### What needs to be done
Transcribe everything in the data word for word. Pictures are left out.

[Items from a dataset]
┄┄┄┄┄┄┄┄┄┄┄┄┄┄┄┄┄┄┄┄

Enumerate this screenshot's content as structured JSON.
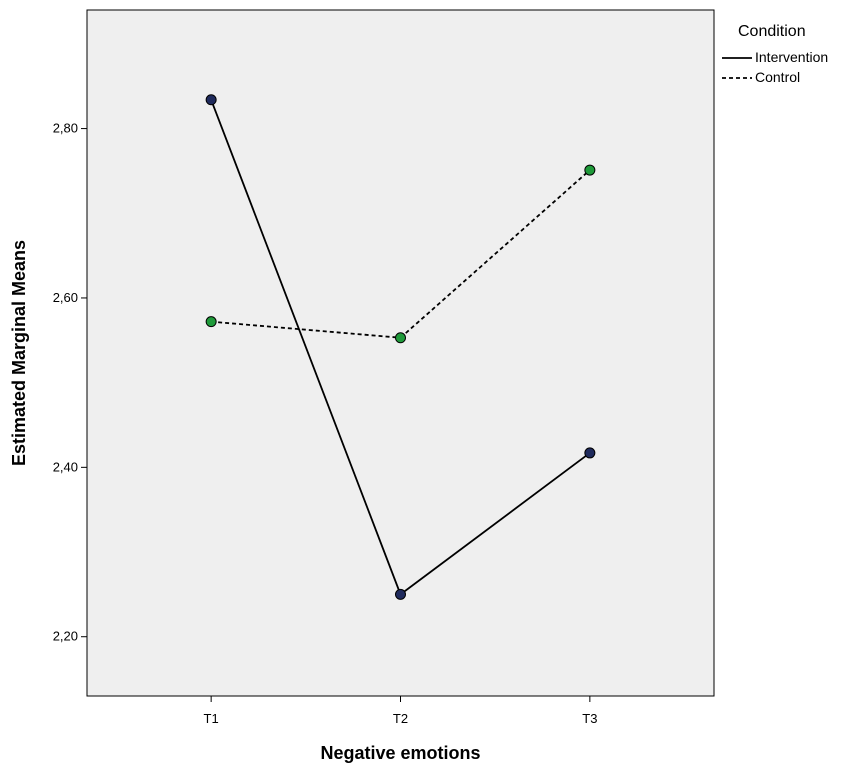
{
  "chart_data": {
    "type": "line",
    "title": "",
    "xlabel": "Negative emotions",
    "ylabel": "Estimated Marginal Means",
    "categories": [
      "T1",
      "T2",
      "T3"
    ],
    "ylim": [
      2.13,
      2.94
    ],
    "yticks": [
      2.2,
      2.4,
      2.6,
      2.8
    ],
    "ytick_labels": [
      "2,20",
      "2,40",
      "2,60",
      "2,80"
    ],
    "grid": false,
    "legend": {
      "title": "Condition",
      "placement": "right-outside-top"
    },
    "series": [
      {
        "name": "Intervention",
        "values": [
          2.834,
          2.25,
          2.417
        ],
        "line_style": "solid",
        "marker_color": "#1f2a5c"
      },
      {
        "name": "Control",
        "values": [
          2.572,
          2.553,
          2.751
        ],
        "line_style": "dashed",
        "marker_color": "#1f9a3a"
      }
    ],
    "colors": {
      "plot_background": "#efefef",
      "line": "#000000"
    }
  }
}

┄┄┄┄┄┄┄┄┄┄┄┄┄┄┄┄┄┄┄┄

### Response to the exercise
Enumerate this screenshot's content as structured JSON.
{
  "chart_data": {
    "type": "line",
    "title": "",
    "xlabel": "Negative emotions",
    "ylabel": "Estimated Marginal Means",
    "categories": [
      "T1",
      "T2",
      "T3"
    ],
    "ylim": [
      2.13,
      2.94
    ],
    "yticks": [
      2.2,
      2.4,
      2.6,
      2.8
    ],
    "ytick_labels": [
      "2,20",
      "2,40",
      "2,60",
      "2,80"
    ],
    "grid": false,
    "legend": {
      "title": "Condition",
      "placement": "right-outside-top"
    },
    "series": [
      {
        "name": "Intervention",
        "values": [
          2.834,
          2.25,
          2.417
        ],
        "line_style": "solid",
        "marker_color": "#1f2a5c"
      },
      {
        "name": "Control",
        "values": [
          2.572,
          2.553,
          2.751
        ],
        "line_style": "dashed",
        "marker_color": "#1f9a3a"
      }
    ],
    "colors": {
      "plot_background": "#efefef",
      "line": "#000000"
    }
  }
}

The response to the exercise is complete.